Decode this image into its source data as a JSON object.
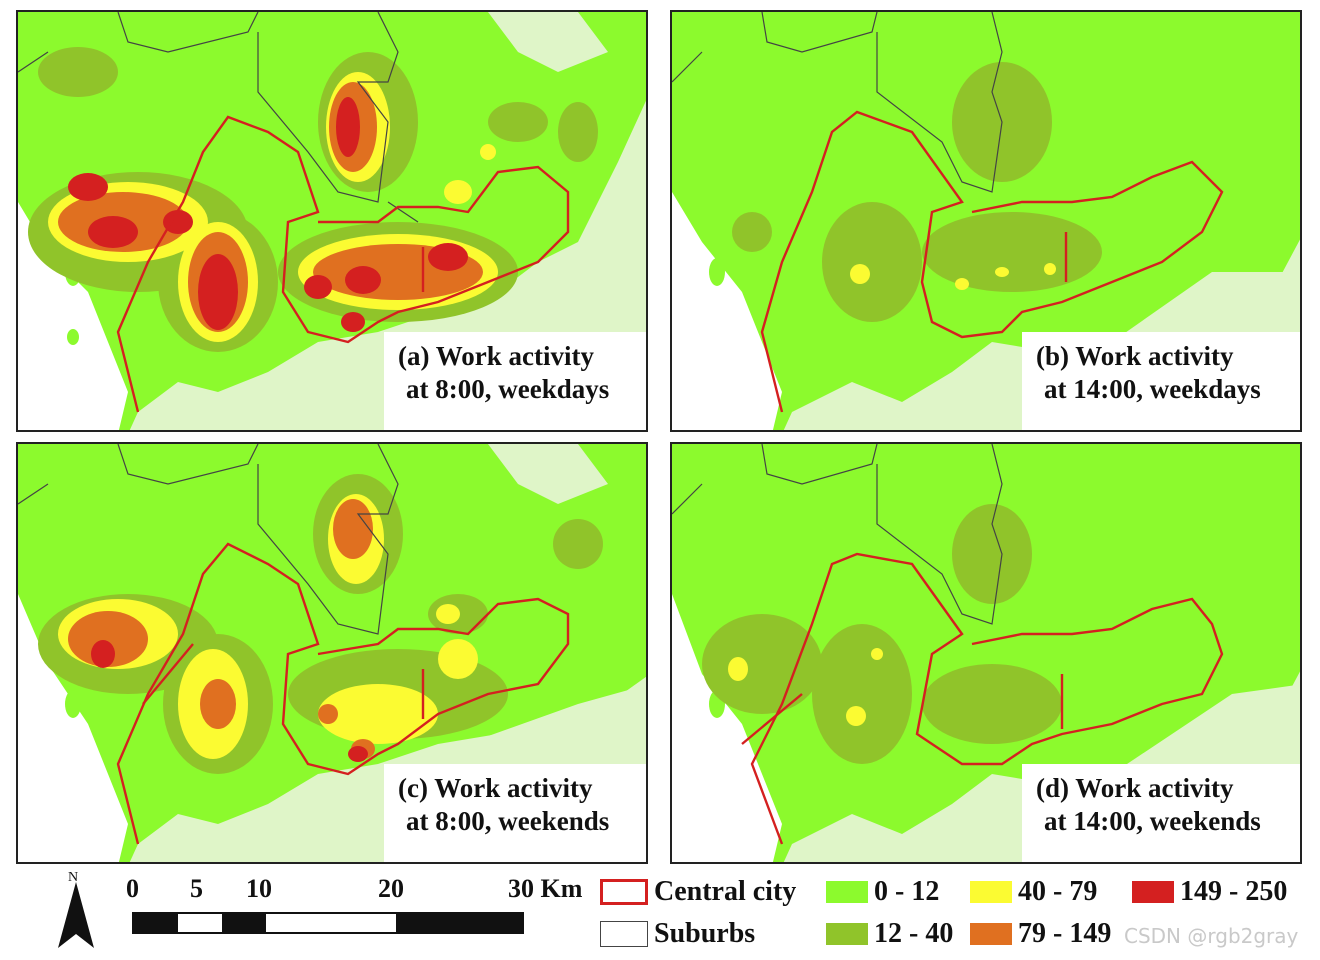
{
  "panels": [
    {
      "id": "a",
      "line1": "(a) Work activity",
      "line2": "at 8:00, weekdays"
    },
    {
      "id": "b",
      "line1": "(b) Work activity",
      "line2": "at 14:00, weekdays"
    },
    {
      "id": "c",
      "line1": "(c) Work activity",
      "line2": "at 8:00, weekends"
    },
    {
      "id": "d",
      "line1": "(d) Work activity",
      "line2": "at 14:00, weekends"
    }
  ],
  "scale": {
    "ticks": [
      "0",
      "5",
      "10",
      "20",
      "30 Km"
    ],
    "north_label": "N"
  },
  "legend": {
    "central_city": "Central city",
    "suburbs": "Suburbs",
    "classes": [
      {
        "label": "0 - 12",
        "color": "#8cfa2d"
      },
      {
        "label": "12 - 40",
        "color": "#90c42a"
      },
      {
        "label": "40 - 79",
        "color": "#fbfb32"
      },
      {
        "label": "79 - 149",
        "color": "#e07020"
      },
      {
        "label": "149 - 250",
        "color": "#d42020"
      }
    ]
  },
  "colors": {
    "land": "#8cfa2d",
    "sea": "#dff5c8",
    "central_border": "#d42020",
    "suburb_border": "#444444"
  },
  "watermark": "CSDN @rgb2gray"
}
--
From the entries above, output every line exactly and omit any image.

Decode this image into its source data as a JSON object.
{
  "panels": [
    {
      "id": "a",
      "line1": "(a) Work activity",
      "line2": "at 8:00, weekdays"
    },
    {
      "id": "b",
      "line1": "(b) Work activity",
      "line2": "at 14:00, weekdays"
    },
    {
      "id": "c",
      "line1": "(c) Work activity",
      "line2": "at 8:00, weekends"
    },
    {
      "id": "d",
      "line1": "(d) Work activity",
      "line2": "at 14:00, weekends"
    }
  ],
  "scale": {
    "ticks": [
      "0",
      "5",
      "10",
      "20",
      "30 Km"
    ],
    "north_label": "N"
  },
  "legend": {
    "central_city": "Central city",
    "suburbs": "Suburbs",
    "classes": [
      {
        "label": "0 - 12",
        "color": "#8cfa2d"
      },
      {
        "label": "12 - 40",
        "color": "#90c42a"
      },
      {
        "label": "40 - 79",
        "color": "#fbfb32"
      },
      {
        "label": "79 - 149",
        "color": "#e07020"
      },
      {
        "label": "149 - 250",
        "color": "#d42020"
      }
    ]
  },
  "colors": {
    "land": "#8cfa2d",
    "sea": "#dff5c8",
    "central_border": "#d42020",
    "suburb_border": "#444444"
  },
  "watermark": "CSDN @rgb2gray"
}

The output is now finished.